Data records
.....

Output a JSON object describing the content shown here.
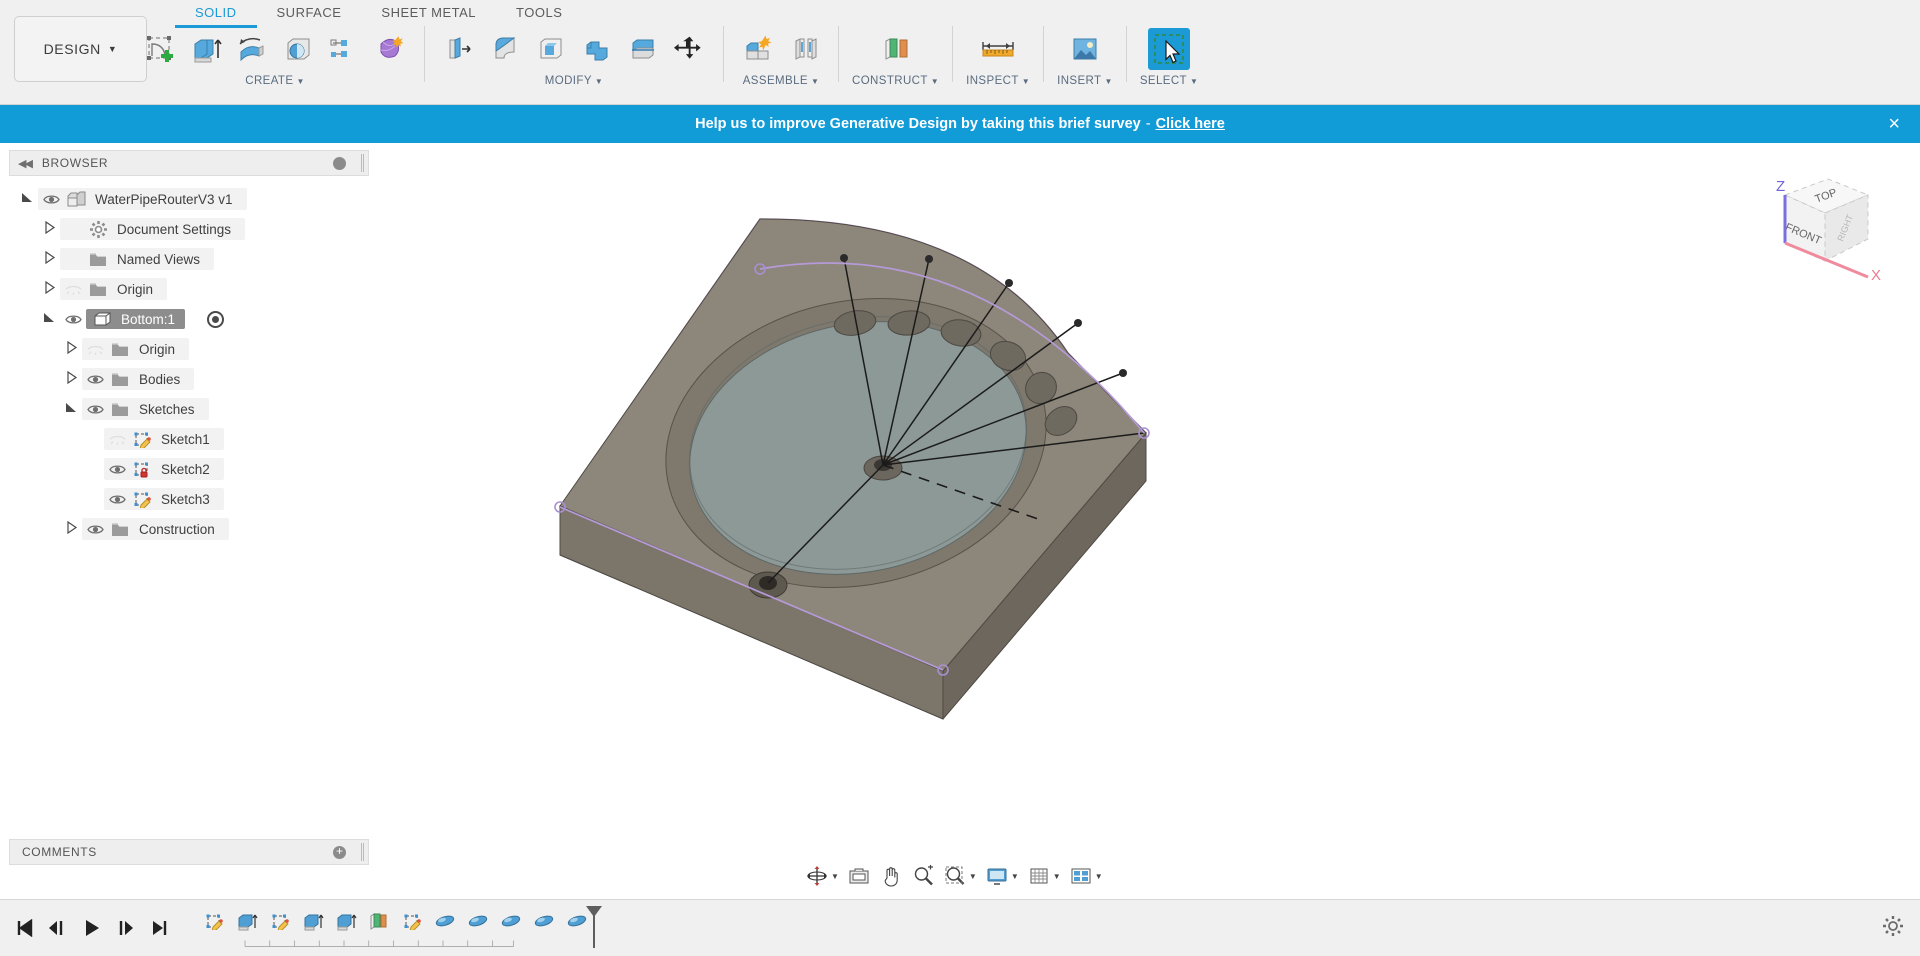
{
  "app": {
    "workspace_label": "DESIGN",
    "tabs": [
      {
        "label": "SOLID",
        "active": true
      },
      {
        "label": "SURFACE",
        "active": false
      },
      {
        "label": "SHEET METAL",
        "active": false
      },
      {
        "label": "TOOLS",
        "active": false
      }
    ]
  },
  "ribbon": {
    "groups": [
      {
        "label": "CREATE",
        "has_caret": true,
        "tools": [
          "create-sketch-icon",
          "extrude-icon",
          "revolve-icon",
          "hole-icon",
          "rib-pattern-icon",
          "form-icon"
        ]
      },
      {
        "label": "MODIFY",
        "has_caret": true,
        "tools": [
          "press-pull-icon",
          "fillet-icon",
          "shell-icon",
          "combine-icon",
          "split-face-icon",
          "move-copy-icon"
        ]
      },
      {
        "label": "ASSEMBLE",
        "has_caret": true,
        "tools": [
          "new-component-icon",
          "joint-icon"
        ]
      },
      {
        "label": "CONSTRUCT",
        "has_caret": true,
        "tools": [
          "offset-plane-icon"
        ]
      },
      {
        "label": "INSPECT",
        "has_caret": true,
        "tools": [
          "measure-icon"
        ]
      },
      {
        "label": "INSERT",
        "has_caret": true,
        "tools": [
          "insert-image-icon"
        ]
      },
      {
        "label": "SELECT",
        "has_caret": true,
        "selected": true,
        "tools": [
          "select-cursor-icon"
        ]
      }
    ]
  },
  "banner": {
    "message": "Help us to improve Generative Design by taking this brief survey",
    "separator": "-",
    "link_label": "Click here",
    "close_label": "×",
    "background": "#119bd7"
  },
  "browser": {
    "title": "BROWSER",
    "collapse_icon": "double-left-chevron-icon",
    "tree": [
      {
        "label": "WaterPipeRouterV3 v1",
        "depth": 0,
        "arrow": "open",
        "eye": "on",
        "icon": "document-icon",
        "selected": false
      },
      {
        "label": "Document Settings",
        "depth": 1,
        "arrow": "closed",
        "eye": "none",
        "icon": "gear-icon",
        "selected": false
      },
      {
        "label": "Named Views",
        "depth": 1,
        "arrow": "closed",
        "eye": "none",
        "icon": "folder-icon",
        "selected": false
      },
      {
        "label": "Origin",
        "depth": 1,
        "arrow": "closed",
        "eye": "off",
        "icon": "folder-icon",
        "selected": false
      },
      {
        "label": "Bottom:1",
        "depth": 1,
        "arrow": "open",
        "eye": "on",
        "icon": "component-icon",
        "selected": true,
        "radio": true
      },
      {
        "label": "Origin",
        "depth": 2,
        "arrow": "closed",
        "eye": "off",
        "icon": "folder-icon",
        "selected": false
      },
      {
        "label": "Bodies",
        "depth": 2,
        "arrow": "closed",
        "eye": "on",
        "icon": "folder-icon",
        "selected": false
      },
      {
        "label": "Sketches",
        "depth": 2,
        "arrow": "open",
        "eye": "on",
        "icon": "folder-icon",
        "selected": false
      },
      {
        "label": "Sketch1",
        "depth": 3,
        "arrow": "none",
        "eye": "off",
        "icon": "sketch-pencil-icon",
        "selected": false
      },
      {
        "label": "Sketch2",
        "depth": 3,
        "arrow": "none",
        "eye": "on",
        "icon": "sketch-lock-icon",
        "selected": false
      },
      {
        "label": "Sketch3",
        "depth": 3,
        "arrow": "none",
        "eye": "on",
        "icon": "sketch-pencil-icon",
        "selected": false
      },
      {
        "label": "Construction",
        "depth": 2,
        "arrow": "closed",
        "eye": "on",
        "icon": "folder-icon",
        "selected": false
      }
    ]
  },
  "comments": {
    "title": "COMMENTS",
    "add_icon": "plus-circle-icon"
  },
  "viewcube": {
    "face_top": "TOP",
    "face_front": "FRONT",
    "face_right": "RIGHT",
    "axis_x": "X",
    "axis_z": "Z"
  },
  "navbar": {
    "items": [
      {
        "name": "orbit-icon",
        "caret": true
      },
      {
        "name": "look-at-icon",
        "caret": false
      },
      {
        "name": "pan-hand-icon",
        "caret": false
      },
      {
        "name": "zoom-icon",
        "caret": false
      },
      {
        "name": "zoom-window-icon",
        "caret": true
      },
      {
        "name": "display-settings-icon",
        "caret": true
      },
      {
        "name": "grid-snaps-icon",
        "caret": true
      },
      {
        "name": "viewports-icon",
        "caret": true
      }
    ]
  },
  "timeline": {
    "playback": [
      "skip-to-start-icon",
      "step-back-icon",
      "play-icon",
      "step-forward-icon",
      "skip-to-end-icon"
    ],
    "features": [
      "sketch-pencil-icon",
      "extrude-icon",
      "sketch-pencil-icon",
      "extrude-icon",
      "extrude-icon",
      "offset-plane-icon",
      "sketch-pencil-icon",
      "fillet-icon",
      "fillet-icon",
      "fillet-icon",
      "fillet-icon",
      "fillet-icon"
    ],
    "marker": "end-of-timeline-marker",
    "settings_icon": "gear-icon"
  },
  "colors": {
    "accent": "#1b9ad6",
    "banner": "#119bd7",
    "toolbar_bg": "#f0f0f0",
    "selection": "#8d8d8d",
    "model_top": "#8a8378",
    "model_cavity": "#8d9b9b",
    "sketch_purple": "#b69ad8"
  }
}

.....

_Written request_
Go through the entries above and print each one exactly, minus the pictures.

_Task answer_
Output a JSON object describing the content shown here.
{
  "app": {
    "workspace_label": "DESIGN",
    "tabs": [
      {
        "label": "SOLID",
        "active": true
      },
      {
        "label": "SURFACE",
        "active": false
      },
      {
        "label": "SHEET METAL",
        "active": false
      },
      {
        "label": "TOOLS",
        "active": false
      }
    ]
  },
  "ribbon": {
    "groups": [
      {
        "label": "CREATE",
        "has_caret": true,
        "tools": [
          "create-sketch-icon",
          "extrude-icon",
          "revolve-icon",
          "hole-icon",
          "rib-pattern-icon",
          "form-icon"
        ]
      },
      {
        "label": "MODIFY",
        "has_caret": true,
        "tools": [
          "press-pull-icon",
          "fillet-icon",
          "shell-icon",
          "combine-icon",
          "split-face-icon",
          "move-copy-icon"
        ]
      },
      {
        "label": "ASSEMBLE",
        "has_caret": true,
        "tools": [
          "new-component-icon",
          "joint-icon"
        ]
      },
      {
        "label": "CONSTRUCT",
        "has_caret": true,
        "tools": [
          "offset-plane-icon"
        ]
      },
      {
        "label": "INSPECT",
        "has_caret": true,
        "tools": [
          "measure-icon"
        ]
      },
      {
        "label": "INSERT",
        "has_caret": true,
        "tools": [
          "insert-image-icon"
        ]
      },
      {
        "label": "SELECT",
        "has_caret": true,
        "selected": true,
        "tools": [
          "select-cursor-icon"
        ]
      }
    ]
  },
  "banner": {
    "message": "Help us to improve Generative Design by taking this brief survey",
    "separator": "-",
    "link_label": "Click here",
    "close_label": "×",
    "background": "#119bd7"
  },
  "browser": {
    "title": "BROWSER",
    "collapse_icon": "double-left-chevron-icon",
    "tree": [
      {
        "label": "WaterPipeRouterV3 v1",
        "depth": 0,
        "arrow": "open",
        "eye": "on",
        "icon": "document-icon",
        "selected": false
      },
      {
        "label": "Document Settings",
        "depth": 1,
        "arrow": "closed",
        "eye": "none",
        "icon": "gear-icon",
        "selected": false
      },
      {
        "label": "Named Views",
        "depth": 1,
        "arrow": "closed",
        "eye": "none",
        "icon": "folder-icon",
        "selected": false
      },
      {
        "label": "Origin",
        "depth": 1,
        "arrow": "closed",
        "eye": "off",
        "icon": "folder-icon",
        "selected": false
      },
      {
        "label": "Bottom:1",
        "depth": 1,
        "arrow": "open",
        "eye": "on",
        "icon": "component-icon",
        "selected": true,
        "radio": true
      },
      {
        "label": "Origin",
        "depth": 2,
        "arrow": "closed",
        "eye": "off",
        "icon": "folder-icon",
        "selected": false
      },
      {
        "label": "Bodies",
        "depth": 2,
        "arrow": "closed",
        "eye": "on",
        "icon": "folder-icon",
        "selected": false
      },
      {
        "label": "Sketches",
        "depth": 2,
        "arrow": "open",
        "eye": "on",
        "icon": "folder-icon",
        "selected": false
      },
      {
        "label": "Sketch1",
        "depth": 3,
        "arrow": "none",
        "eye": "off",
        "icon": "sketch-pencil-icon",
        "selected": false
      },
      {
        "label": "Sketch2",
        "depth": 3,
        "arrow": "none",
        "eye": "on",
        "icon": "sketch-lock-icon",
        "selected": false
      },
      {
        "label": "Sketch3",
        "depth": 3,
        "arrow": "none",
        "eye": "on",
        "icon": "sketch-pencil-icon",
        "selected": false
      },
      {
        "label": "Construction",
        "depth": 2,
        "arrow": "closed",
        "eye": "on",
        "icon": "folder-icon",
        "selected": false
      }
    ]
  },
  "comments": {
    "title": "COMMENTS",
    "add_icon": "plus-circle-icon"
  },
  "viewcube": {
    "face_top": "TOP",
    "face_front": "FRONT",
    "face_right": "RIGHT",
    "axis_x": "X",
    "axis_z": "Z"
  },
  "navbar": {
    "items": [
      {
        "name": "orbit-icon",
        "caret": true
      },
      {
        "name": "look-at-icon",
        "caret": false
      },
      {
        "name": "pan-hand-icon",
        "caret": false
      },
      {
        "name": "zoom-icon",
        "caret": false
      },
      {
        "name": "zoom-window-icon",
        "caret": true
      },
      {
        "name": "display-settings-icon",
        "caret": true
      },
      {
        "name": "grid-snaps-icon",
        "caret": true
      },
      {
        "name": "viewports-icon",
        "caret": true
      }
    ]
  },
  "timeline": {
    "playback": [
      "skip-to-start-icon",
      "step-back-icon",
      "play-icon",
      "step-forward-icon",
      "skip-to-end-icon"
    ],
    "features": [
      "sketch-pencil-icon",
      "extrude-icon",
      "sketch-pencil-icon",
      "extrude-icon",
      "extrude-icon",
      "offset-plane-icon",
      "sketch-pencil-icon",
      "fillet-icon",
      "fillet-icon",
      "fillet-icon",
      "fillet-icon",
      "fillet-icon"
    ],
    "marker": "end-of-timeline-marker",
    "settings_icon": "gear-icon"
  },
  "colors": {
    "accent": "#1b9ad6",
    "banner": "#119bd7",
    "toolbar_bg": "#f0f0f0",
    "selection": "#8d8d8d",
    "model_top": "#8a8378",
    "model_cavity": "#8d9b9b",
    "sketch_purple": "#b69ad8"
  }
}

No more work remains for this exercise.